— Brief —
Restate the records that follow word for word; no pictures should appear.

— Data items —
┄┄┄┄┄┄┄┄┄┄

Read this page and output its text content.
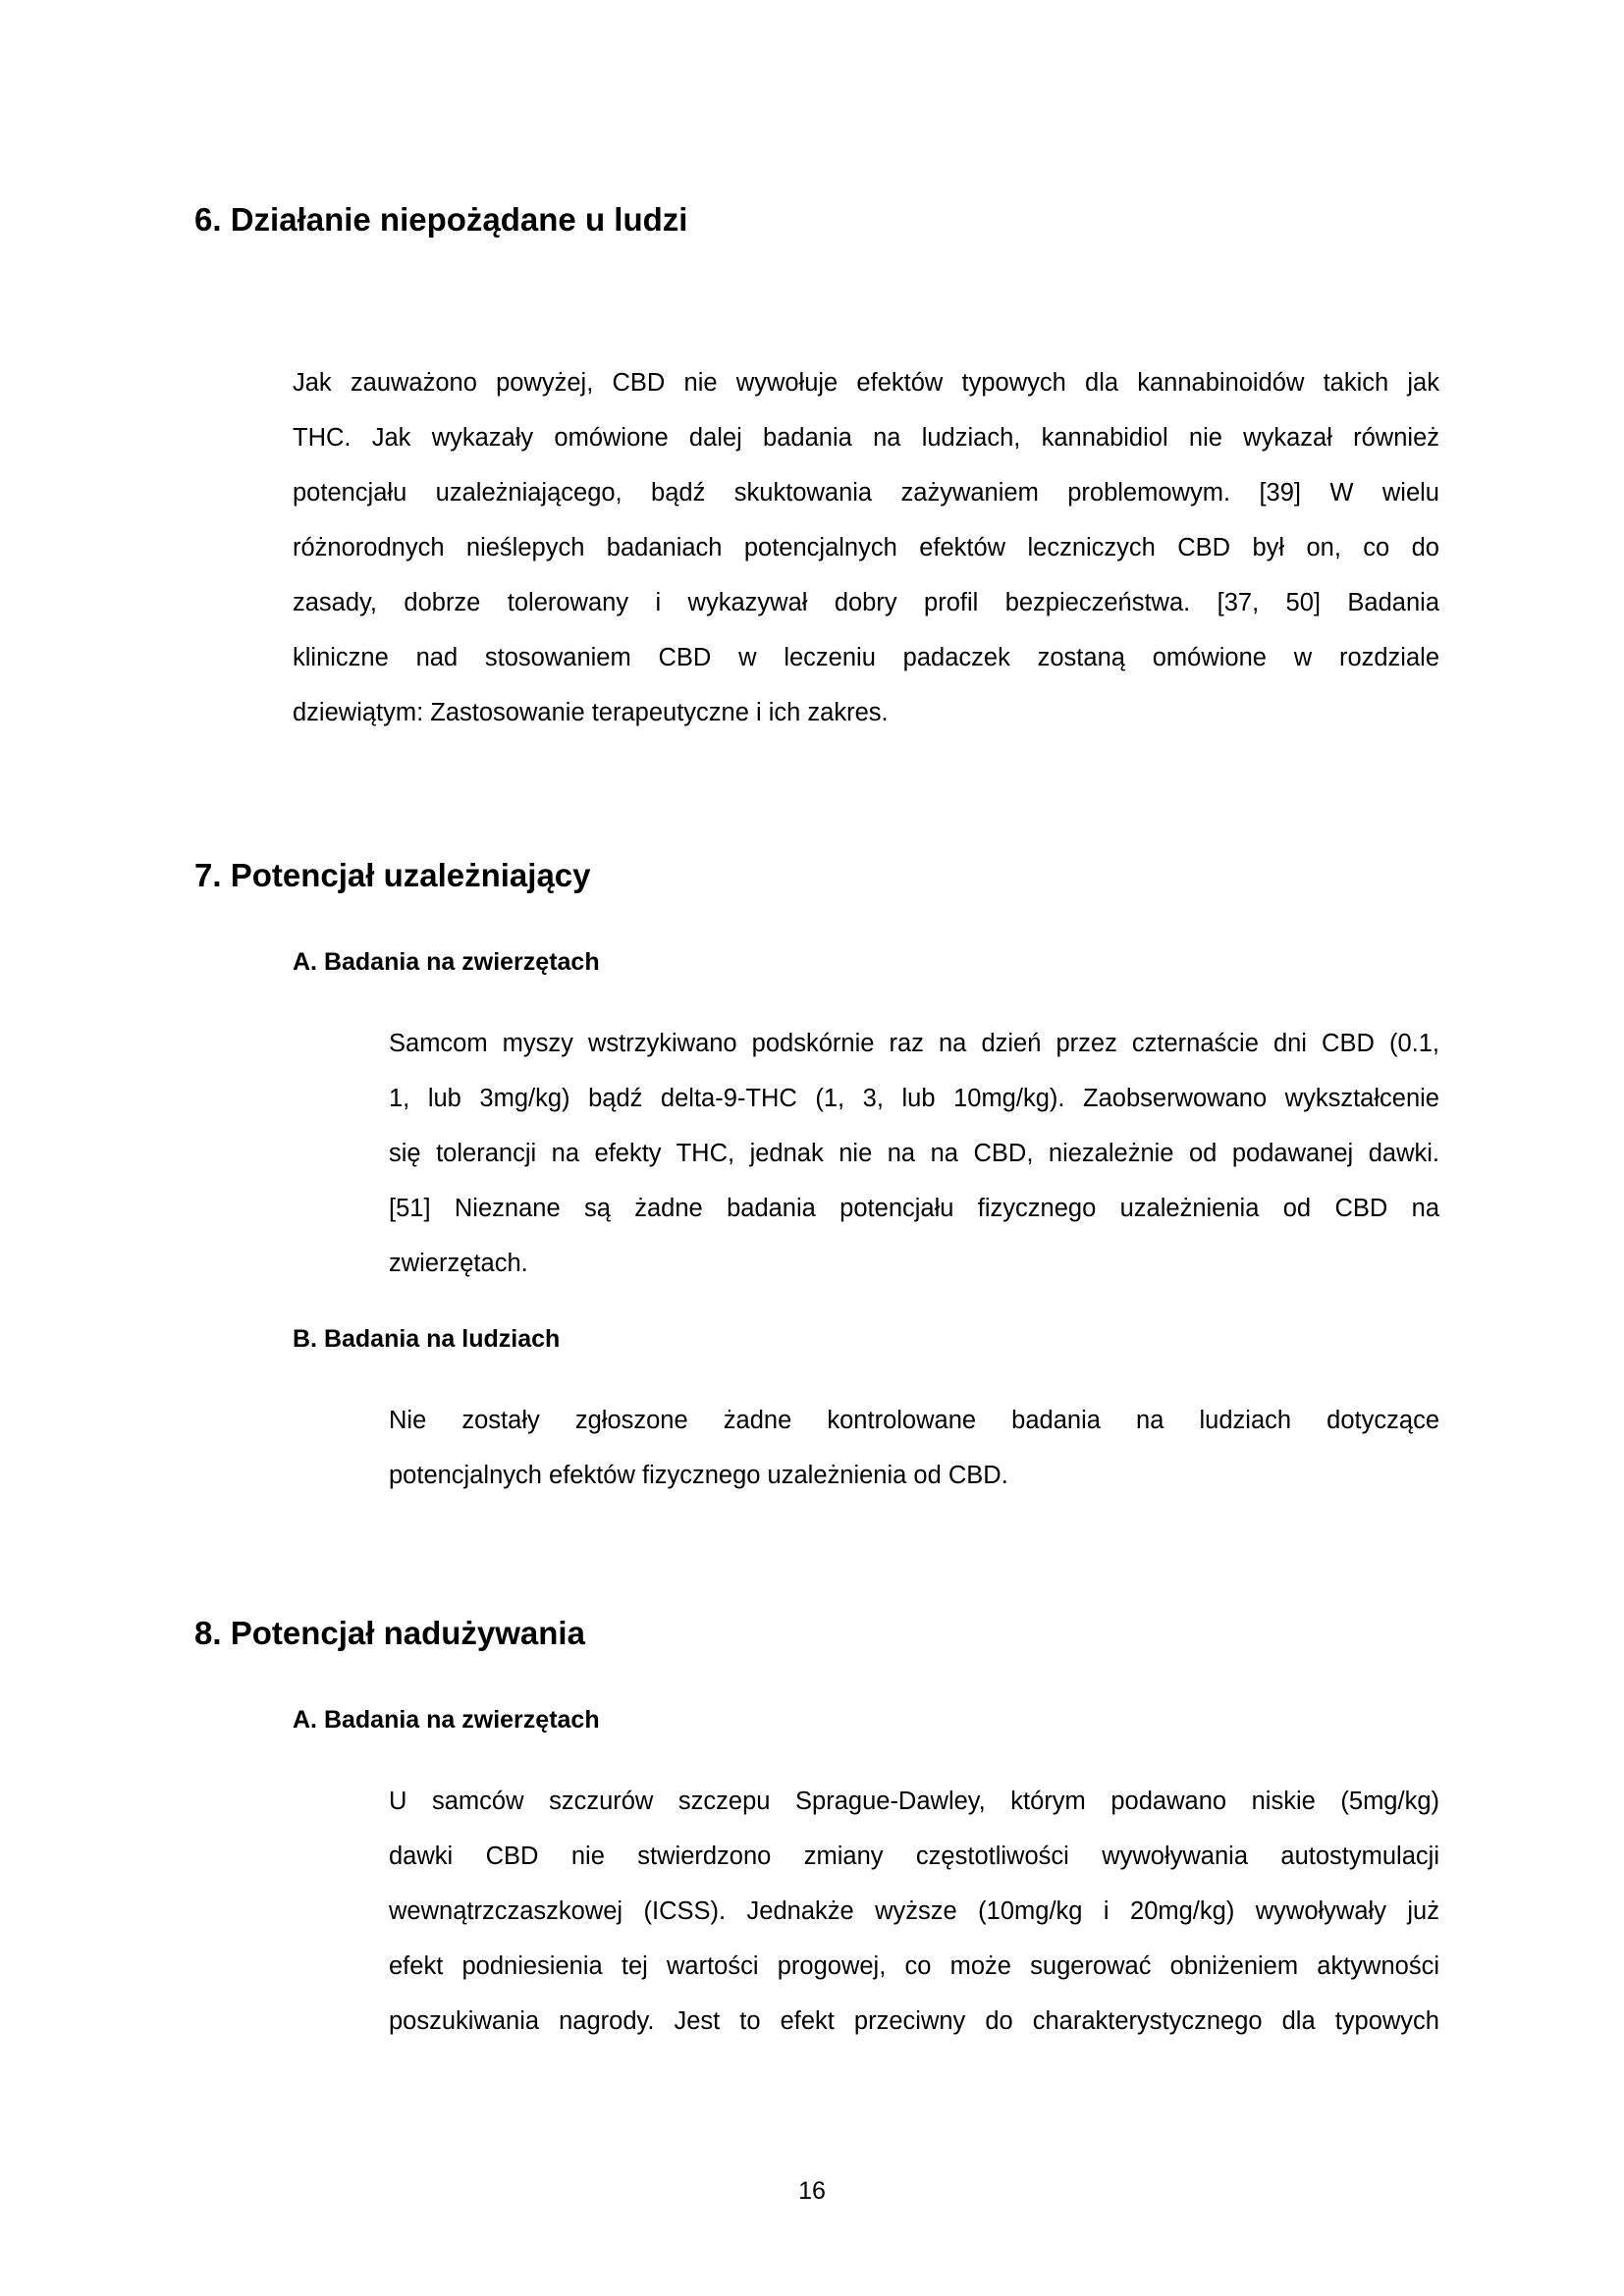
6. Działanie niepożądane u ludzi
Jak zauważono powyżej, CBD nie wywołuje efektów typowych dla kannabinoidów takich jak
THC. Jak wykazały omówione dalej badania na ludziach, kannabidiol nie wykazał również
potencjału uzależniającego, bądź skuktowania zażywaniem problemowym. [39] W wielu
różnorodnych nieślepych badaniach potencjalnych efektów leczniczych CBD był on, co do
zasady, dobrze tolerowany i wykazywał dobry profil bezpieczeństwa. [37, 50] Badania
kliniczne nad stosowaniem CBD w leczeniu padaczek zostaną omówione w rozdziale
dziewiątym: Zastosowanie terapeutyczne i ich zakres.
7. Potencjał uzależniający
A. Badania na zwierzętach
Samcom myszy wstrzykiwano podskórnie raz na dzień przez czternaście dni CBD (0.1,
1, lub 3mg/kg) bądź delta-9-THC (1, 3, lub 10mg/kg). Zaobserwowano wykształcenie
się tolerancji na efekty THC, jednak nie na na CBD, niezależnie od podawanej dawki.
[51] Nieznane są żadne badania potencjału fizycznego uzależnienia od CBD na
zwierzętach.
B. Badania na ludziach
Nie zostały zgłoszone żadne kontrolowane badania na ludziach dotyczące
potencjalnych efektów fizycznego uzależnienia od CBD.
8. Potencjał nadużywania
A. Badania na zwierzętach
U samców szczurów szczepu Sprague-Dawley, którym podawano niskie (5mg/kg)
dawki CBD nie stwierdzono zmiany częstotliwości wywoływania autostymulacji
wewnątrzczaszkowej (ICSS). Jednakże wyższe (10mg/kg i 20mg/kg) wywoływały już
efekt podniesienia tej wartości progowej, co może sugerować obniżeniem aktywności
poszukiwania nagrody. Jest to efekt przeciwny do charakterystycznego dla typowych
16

┄┄┄┄┄┄┄┄┄┄

— Solution for this task —
Read this page and output its text content.
6. Działanie niepożądane u ludzi
Jak zauważono powyżej, CBD nie wywołuje efektów typowych dla kannabinoidów takich jak
THC. Jak wykazały omówione dalej badania na ludziach, kannabidiol nie wykazał również
potencjału uzależniającego, bądź skuktowania zażywaniem problemowym. [39] W wielu
różnorodnych nieślepych badaniach potencjalnych efektów leczniczych CBD był on, co do
zasady, dobrze tolerowany i wykazywał dobry profil bezpieczeństwa. [37, 50] Badania
kliniczne nad stosowaniem CBD w leczeniu padaczek zostaną omówione w rozdziale
dziewiątym: Zastosowanie terapeutyczne i ich zakres.
7. Potencjał uzależniający
A. Badania na zwierzętach
Samcom myszy wstrzykiwano podskórnie raz na dzień przez czternaście dni CBD (0.1,
1, lub 3mg/kg) bądź delta-9-THC (1, 3, lub 10mg/kg). Zaobserwowano wykształcenie
się tolerancji na efekty THC, jednak nie na na CBD, niezależnie od podawanej dawki.
[51] Nieznane są żadne badania potencjału fizycznego uzależnienia od CBD na
zwierzętach.
B. Badania na ludziach
Nie zostały zgłoszone żadne kontrolowane badania na ludziach dotyczące
potencjalnych efektów fizycznego uzależnienia od CBD.
8. Potencjał nadużywania
A. Badania na zwierzętach
U samców szczurów szczepu Sprague-Dawley, którym podawano niskie (5mg/kg)
dawki CBD nie stwierdzono zmiany częstotliwości wywoływania autostymulacji
wewnątrzczaszkowej (ICSS). Jednakże wyższe (10mg/kg i 20mg/kg) wywoływały już
efekt podniesienia tej wartości progowej, co może sugerować obniżeniem aktywności
poszukiwania nagrody. Jest to efekt przeciwny do charakterystycznego dla typowych
16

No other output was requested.